The problem:
Output the entries word for word. Omit images.

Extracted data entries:
========================

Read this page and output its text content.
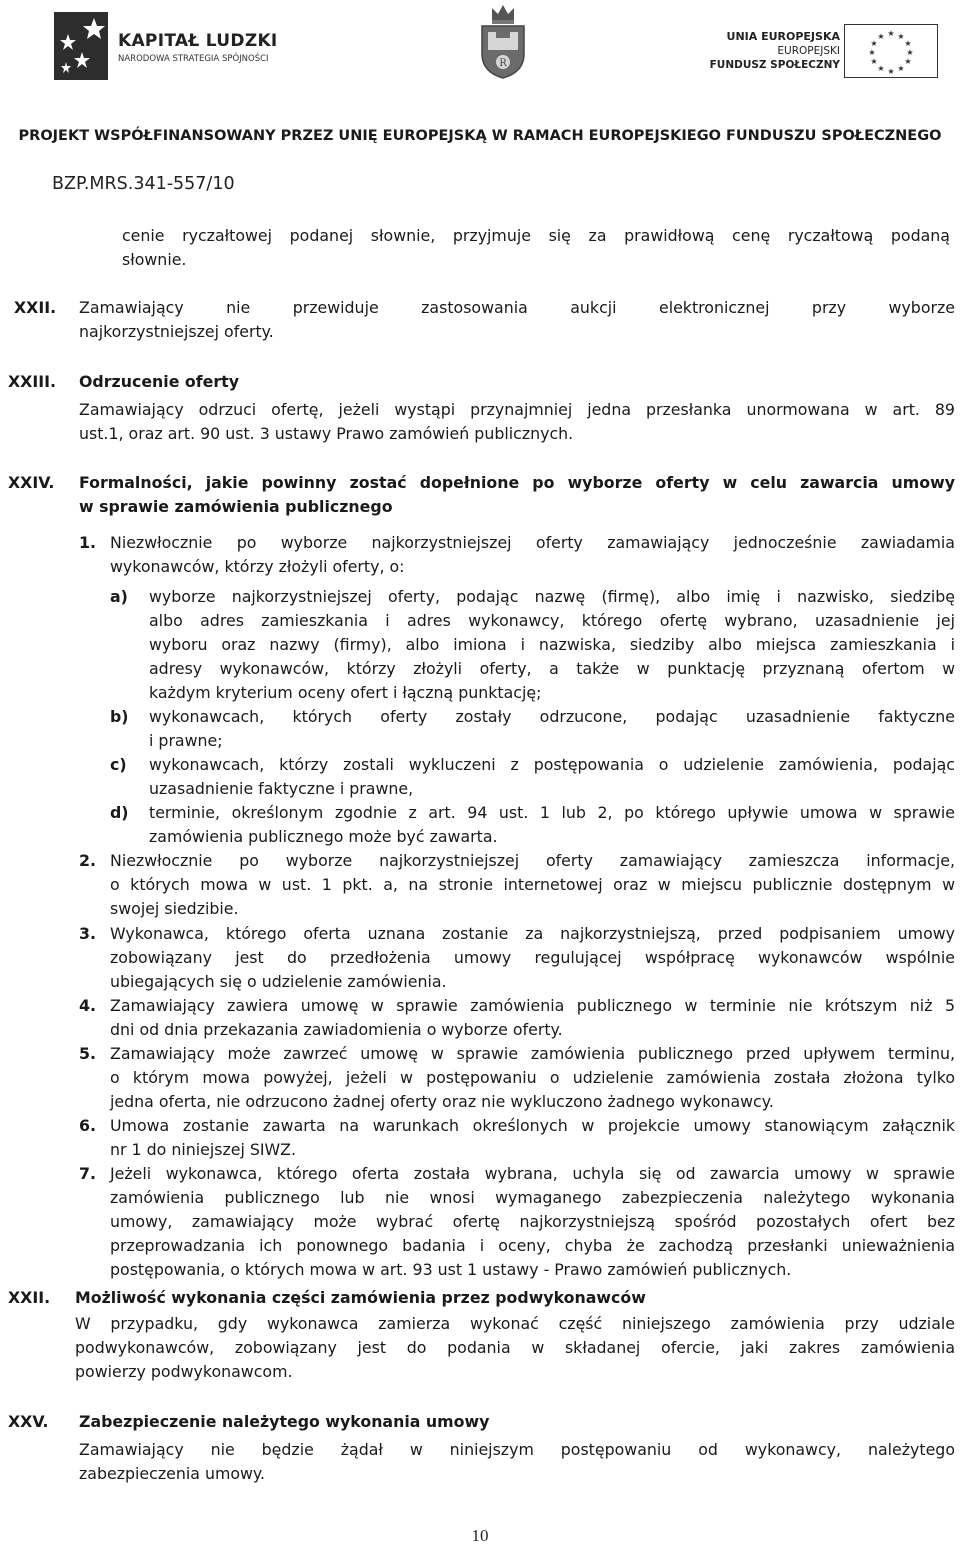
KAPITAŁ LUDZKI
NARODOWA STRATEGIA SPÓJNOŚCI	R
UNIA EUROPEJSKA
EUROPEJSKI
FUNDUSZ SPOŁECZNY
★ ★
★
★
★
★
★
★
★
★
★
★
PROJEKT WSPÓŁFINANSOWANY PRZEZ UNIĘ EUROPEJSKĄ W RAMACH EUROPEJSKIEGO FUNDUSZU SPOŁECZNEGO
BZP.MRS.341-557/10
cenie ryczałtowej podanej słownie, przyjmuje się za prawidłową cenę ryczałtową podaną
słownie.
XXII. Zamawiający nie przewiduje zastosowania aukcji elektronicznej przy wyborze
najkorzystniejszej oferty.
XXIII. Odrzucenie oferty
Zamawiający odrzuci ofertę, jeżeli wystąpi przynajmniej jedna przesłanka unormowana w art. 89
ust.1, oraz art. 90 ust. 3 ustawy Prawo zamówień publicznych.
XXIV. Formalności, jakie powinny zostać dopełnione po wyborze oferty w celu zawarcia umowy
w sprawie zamówienia publicznego
1. Niezwłocznie po wyborze najkorzystniejszej oferty zamawiający jednocześnie zawiadamia
wykonawców, którzy złożyli oferty, o:
a) wyborze najkorzystniejszej oferty, podając nazwę (firmę), albo imię i nazwisko, siedzibę
albo adres zamieszkania i adres wykonawcy, którego ofertę wybrano, uzasadnienie jej
wyboru oraz nazwy (firmy), albo imiona i nazwiska, siedziby albo miejsca zamieszkania i
adresy wykonawców, którzy złożyli oferty, a także w punktację przyznaną ofertom w
każdym kryterium oceny ofert i łączną punktację;
b) wykonawcach, których oferty zostały odrzucone, podając uzasadnienie faktyczne
i prawne;
c) wykonawcach, którzy zostali wykluczeni z postępowania o udzielenie zamówienia, podając
uzasadnienie faktyczne i prawne,
d) terminie, określonym zgodnie z art. 94 ust. 1 lub 2, po którego upływie umowa w sprawie
zamówienia publicznego może być zawarta.
2. Niezwłocznie po wyborze najkorzystniejszej oferty zamawiający zamieszcza informacje,
o których mowa w ust. 1 pkt. a, na stronie internetowej oraz w miejscu publicznie dostępnym w
swojej siedzibie.
3. Wykonawca, którego oferta uznana zostanie za najkorzystniejszą, przed podpisaniem umowy
zobowiązany jest do przedłożenia umowy regulującej współpracę wykonawców wspólnie
ubiegających się o udzielenie zamówienia.
4. Zamawiający zawiera umowę w sprawie zamówienia publicznego w terminie nie krótszym niż 5
dni od dnia przekazania zawiadomienia o wyborze oferty.
5. Zamawiający może zawrzeć umowę w sprawie zamówienia publicznego przed upływem terminu,
o którym mowa powyżej, jeżeli w postępowaniu o udzielenie zamówienia została złożona tylko
jedna oferta, nie odrzucono żadnej oferty oraz nie wykluczono żadnego wykonawcy.
6. Umowa zostanie zawarta na warunkach określonych w projekcie umowy stanowiącym załącznik
nr 1 do niniejszej SIWZ.
7. Jeżeli wykonawca, którego oferta została wybrana, uchyla się od zawarcia umowy w sprawie
zamówienia publicznego lub nie wnosi wymaganego zabezpieczenia należytego wykonania
umowy, zamawiający może wybrać ofertę najkorzystniejszą spośród pozostałych ofert bez
przeprowadzania ich ponownego badania i oceny, chyba że zachodzą przesłanki unieważnienia
postępowania, o których mowa w art. 93 ust 1 ustawy - Prawo zamówień publicznych.
XXII. Możliwość wykonania części zamówienia przez podwykonawców
W przypadku, gdy wykonawca zamierza wykonać część niniejszego zamówienia przy udziale
podwykonawców, zobowiązany jest do podania w składanej ofercie, jaki zakres zamówienia
powierzy podwykonawcom.
XXV. Zabezpieczenie należytego wykonania umowy
Zamawiający nie będzie żądał w niniejszym postępowaniu od wykonawcy, należytego
zabezpieczenia umowy.
10
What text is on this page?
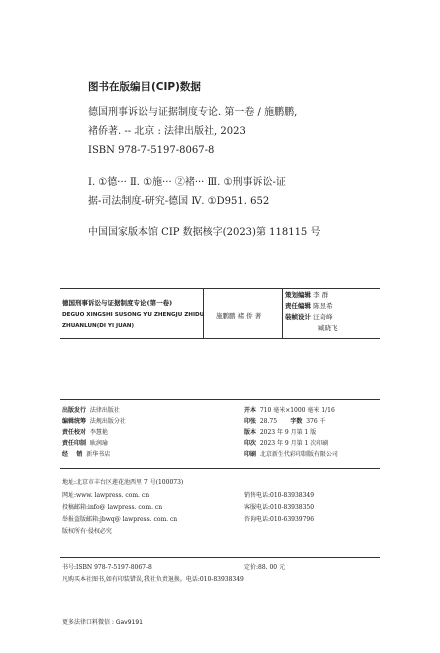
图书在版编目(CIP)数据
德国刑事诉讼与证据制度专论. 第一卷 / 施鹏鹏,
褚侨著. -- 北京 : 法律出版社, 2023
ISBN 978-7-5197-8067-8
Ⅰ. ①德··· Ⅱ. ①施··· ②褚··· Ⅲ. ①刑事诉讼-证
据-司法制度-研究-德国 Ⅳ. ①D951. 652
中国国家版本馆 CIP 数据核字(2023)第 118115 号
德国刑事诉讼与证据制度专论(第一卷)
DEGUO XINGSHI SUSONG YU ZHENGJU ZHIDU
ZHUANLUN(DI YI JUAN)
施鹏鹏 褚 侨 著
策划编辑 李 群
责任编辑 陈昱希
装帧设计 汪奇峰
臧晓飞
出版发行 法律出版社
编辑统筹 法规出版分社
责任校对 李慧艳
责任印制 耿润瑜
经    销 新华书店
开本 710 毫米×1000 毫米 1/16
印张 28.75 字数 376 千
版本 2023 年 9 月第 1 版
印次 2023 年 9 月第 1 次印刷
印刷 北京新生代彩印制版有限公司
地址:北京市丰台区莲花池西里 7 号(100073)
网址:www. lawpress. com. cn
投稿邮箱:info@ lawpress. com. cn
举报盗版邮箱:jbwq@ lawpress. com. cn
版权所有·侵权必究
销售电话:010-83938349
客服电话:010-83938350
咨询电话:010-63939796
书号:ISBN 978-7-5197-8067-8	定价:88. 00 元
凡购买本社图书,如有印装错误,我社负责退换。电话:010-83938349
更多法律口料微信 : Gav9191
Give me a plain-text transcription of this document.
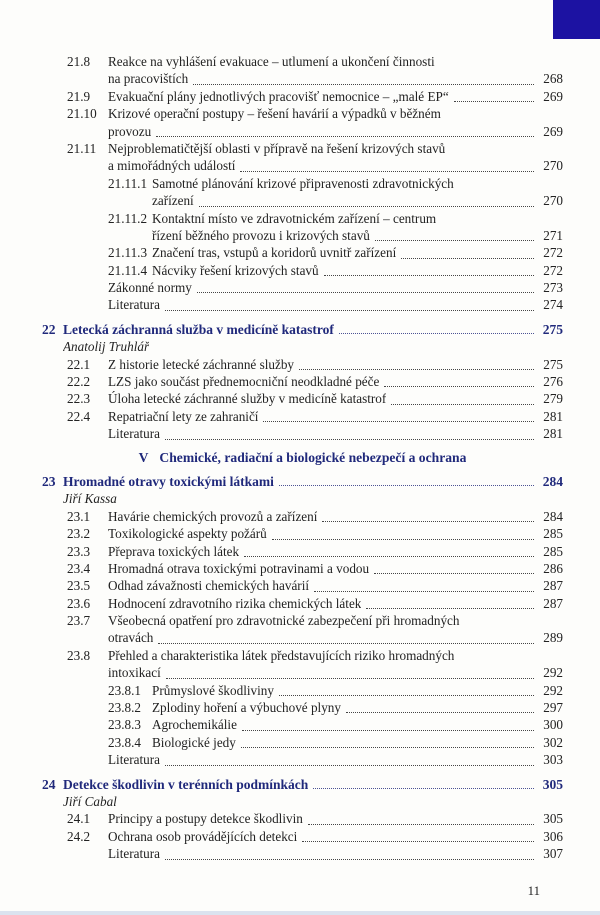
21.8	Reakce na vyhlášení evakuace – utlumení a ukončení činnosti
na pracovištích	268
21.9	Evakuační plány jednotlivých pracovišť nemocnice – „malé EP“	269
21.10 Krizové operační postupy – řešení havárií a výpadků v běžném
provozu	269
21.11 Nejproblematičtější oblasti v přípravě na řešení krizových stavů
a mimořádných událostí	270
21.11.1 Samotné plánování krizové připravenosti zdravotnických
zařízení	270
21.11.2 Kontaktní místo ve zdravotnickém zařízení – centrum
řízení běžného provozu i krizových stavů	271
21.11.3 Značení tras, vstupů a koridorů uvnitř zařízení	272
21.11.4 Nácviky řešení krizových stavů	272
Zákonné normy	273
Literatura	274
22 Letecká záchranná služba v medicíně katastrof	275
Anatolij Truhlář
22.1	Z historie letecké záchranné služby	275
22.2	LZS jako součást přednemocniční neodkladné péče	276
22.3	Úloha letecké záchranné služby v medicíně katastrof	279
22.4	Repatriační lety ze zahraničí	281
Literatura	281
V Chemické, radiační a biologické nebezpečí a ochrana
23 Hromadné otravy toxickými látkami	284
Jiří Kassa
23.1	Havárie chemických provozů a zařízení	284
23.2	Toxikologické aspekty požárů	285
23.3	Přeprava toxických látek	285
23.4	Hromadná otrava toxickými potravinami a vodou	286
23.5	Odhad závažnosti chemických havárií	287
23.6	Hodnocení zdravotního rizika chemických látek	287
23.7	Všeobecná opatření pro zdravotnické zabezpečení při hromadných
otravách	289
23.8	Přehled a charakteristika látek představujících riziko hromadných
intoxikací	292
23.8.1 Průmyslové škodliviny	292
23.8.2 Zplodiny hoření a výbuchové plyny	297
23.8.3 Agrochemikálie	300
23.8.4 Biologické jedy	302
Literatura	303
24 Detekce škodlivin v terénních podmínkách	305
Jiří Cabal
24.1	Principy a postupy detekce škodlivin	305
24.2	Ochrana osob provádějících detekci	306
Literatura	307
11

========================

Written response:
Read this page and output its text content.
KAPITAŁ LUDZKI
NARODOWA STRATEGIA SPÓJNOŚCI	R
UNIA EUROPEJSKA
EUROPEJSKI
FUNDUSZ SPOŁECZNY
★ ★
★
★
★
★
★
★
★
★
★
★
PROJEKT WSPÓŁFINANSOWANY PRZEZ UNIĘ EUROPEJSKĄ W RAMACH EUROPEJSKIEGO FUNDUSZU SPOŁECZNEGO
BZP.MRS.341-557/10
cenie ryczałtowej podanej słownie, przyjmuje się za prawidłową cenę ryczałtową podaną
słownie.
XXII. Zamawiający nie przewiduje zastosowania aukcji elektronicznej przy wyborze
najkorzystniejszej oferty.
XXIII. Odrzucenie oferty
Zamawiający odrzuci ofertę, jeżeli wystąpi przynajmniej jedna przesłanka unormowana w art. 89
ust.1, oraz art. 90 ust. 3 ustawy Prawo zamówień publicznych.
XXIV. Formalności, jakie powinny zostać dopełnione po wyborze oferty w celu zawarcia umowy
w sprawie zamówienia publicznego
1. Niezwłocznie po wyborze najkorzystniejszej oferty zamawiający jednocześnie zawiadamia
wykonawców, którzy złożyli oferty, o:
a) wyborze najkorzystniejszej oferty, podając nazwę (firmę), albo imię i nazwisko, siedzibę
albo adres zamieszkania i adres wykonawcy, którego ofertę wybrano, uzasadnienie jej
wyboru oraz nazwy (firmy), albo imiona i nazwiska, siedziby albo miejsca zamieszkania i
adresy wykonawców, którzy złożyli oferty, a także w punktację przyznaną ofertom w
każdym kryterium oceny ofert i łączną punktację;
b) wykonawcach, których oferty zostały odrzucone, podając uzasadnienie faktyczne
i prawne;
c) wykonawcach, którzy zostali wykluczeni z postępowania o udzielenie zamówienia, podając
uzasadnienie faktyczne i prawne,
d) terminie, określonym zgodnie z art. 94 ust. 1 lub 2, po którego upływie umowa w sprawie
zamówienia publicznego może być zawarta.
2. Niezwłocznie po wyborze najkorzystniejszej oferty zamawiający zamieszcza informacje,
o których mowa w ust. 1 pkt. a, na stronie internetowej oraz w miejscu publicznie dostępnym w
swojej siedzibie.
3. Wykonawca, którego oferta uznana zostanie za najkorzystniejszą, przed podpisaniem umowy
zobowiązany jest do przedłożenia umowy regulującej współpracę wykonawców wspólnie
ubiegających się o udzielenie zamówienia.
4. Zamawiający zawiera umowę w sprawie zamówienia publicznego w terminie nie krótszym niż 5
dni od dnia przekazania zawiadomienia o wyborze oferty.
5. Zamawiający może zawrzeć umowę w sprawie zamówienia publicznego przed upływem terminu,
o którym mowa powyżej, jeżeli w postępowaniu o udzielenie zamówienia została złożona tylko
jedna oferta, nie odrzucono żadnej oferty oraz nie wykluczono żadnego wykonawcy.
6. Umowa zostanie zawarta na warunkach określonych w projekcie umowy stanowiącym załącznik
nr 1 do niniejszej SIWZ.
7. Jeżeli wykonawca, którego oferta została wybrana, uchyla się od zawarcia umowy w sprawie
zamówienia publicznego lub nie wnosi wymaganego zabezpieczenia należytego wykonania
umowy, zamawiający może wybrać ofertę najkorzystniejszą spośród pozostałych ofert bez
przeprowadzania ich ponownego badania i oceny, chyba że zachodzą przesłanki unieważnienia
postępowania, o których mowa w art. 93 ust 1 ustawy - Prawo zamówień publicznych.
XXII. Możliwość wykonania części zamówienia przez podwykonawców
W przypadku, gdy wykonawca zamierza wykonać część niniejszego zamówienia przy udziale
podwykonawców, zobowiązany jest do podania w składanej ofercie, jaki zakres zamówienia
powierzy podwykonawcom.
XXV. Zabezpieczenie należytego wykonania umowy
Zamawiający nie będzie żądał w niniejszym postępowaniu od wykonawcy, należytego
zabezpieczenia umowy.
10
What text is on this page?
图书在版编目(CIP)数据
德国刑事诉讼与证据制度专论. 第一卷 / 施鹏鹏,
褚侨著. -- 北京 : 法律出版社, 2023
ISBN 978-7-5197-8067-8
Ⅰ. ①德··· Ⅱ. ①施··· ②褚··· Ⅲ. ①刑事诉讼-证
据-司法制度-研究-德国 Ⅳ. ①D951. 652
中国国家版本馆 CIP 数据核字(2023)第 118115 号
德国刑事诉讼与证据制度专论(第一卷)
DEGUO XINGSHI SUSONG YU ZHENGJU ZHIDU
ZHUANLUN(DI YI JUAN)
施鹏鹏 褚 侨 著
策划编辑 李 群
责任编辑 陈昱希
装帧设计 汪奇峰
臧晓飞
出版发行 法律出版社
编辑统筹 法规出版分社
责任校对 李慧艳
责任印制 耿润瑜
经    销 新华书店
开本 710 毫米×1000 毫米 1/16
印张 28.75 字数 376 千
版本 2023 年 9 月第 1 版
印次 2023 年 9 月第 1 次印刷
印刷 北京新生代彩印制版有限公司
地址:北京市丰台区莲花池西里 7 号(100073)
网址:www. lawpress. com. cn
投稿邮箱:info@ lawpress. com. cn
举报盗版邮箱:jbwq@ lawpress. com. cn
版权所有·侵权必究
销售电话:010-83938349
客服电话:010-83938350
咨询电话:010-63939796
书号:ISBN 978-7-5197-8067-8	定价:88. 00 元
凡购买本社图书,如有印装错误,我社负责退换。电话:010-83938349
更多法律口料微信 : Gav9191
Give me a plain-text transcription of this document.
21.8	Reakce na vyhlášení evakuace – utlumení a ukončení činnosti
na pracovištích	268
21.9	Evakuační plány jednotlivých pracovišť nemocnice – „malé EP“	269
21.10 Krizové operační postupy – řešení havárií a výpadků v běžném
provozu	269
21.11 Nejproblematičtější oblasti v přípravě na řešení krizových stavů
a mimořádných událostí	270
21.11.1 Samotné plánování krizové připravenosti zdravotnických
zařízení	270
21.11.2 Kontaktní místo ve zdravotnickém zařízení – centrum
řízení běžného provozu i krizových stavů	271
21.11.3 Značení tras, vstupů a koridorů uvnitř zařízení	272
21.11.4 Nácviky řešení krizových stavů	272
Zákonné normy	273
Literatura	274
22 Letecká záchranná služba v medicíně katastrof	275
Anatolij Truhlář
22.1	Z historie letecké záchranné služby	275
22.2	LZS jako součást přednemocniční neodkladné péče	276
22.3	Úloha letecké záchranné služby v medicíně katastrof	279
22.4	Repatriační lety ze zahraničí	281
Literatura	281
V Chemické, radiační a biologické nebezpečí a ochrana
23 Hromadné otravy toxickými látkami	284
Jiří Kassa
23.1	Havárie chemických provozů a zařízení	284
23.2	Toxikologické aspekty požárů	285
23.3	Přeprava toxických látek	285
23.4	Hromadná otrava toxickými potravinami a vodou	286
23.5	Odhad závažnosti chemických havárií	287
23.6	Hodnocení zdravotního rizika chemických látek	287
23.7	Všeobecná opatření pro zdravotnické zabezpečení při hromadných
otravách	289
23.8	Přehled a charakteristika látek představujících riziko hromadných
intoxikací	292
23.8.1 Průmyslové škodliviny	292
23.8.2 Zplodiny hoření a výbuchové plyny	297
23.8.3 Agrochemikálie	300
23.8.4 Biologické jedy	302
Literatura	303
24 Detekce škodlivin v terénních podmínkách	305
Jiří Cabal
24.1	Principy a postupy detekce škodlivin	305
24.2	Ochrana osob provádějících detekci	306
Literatura	307
11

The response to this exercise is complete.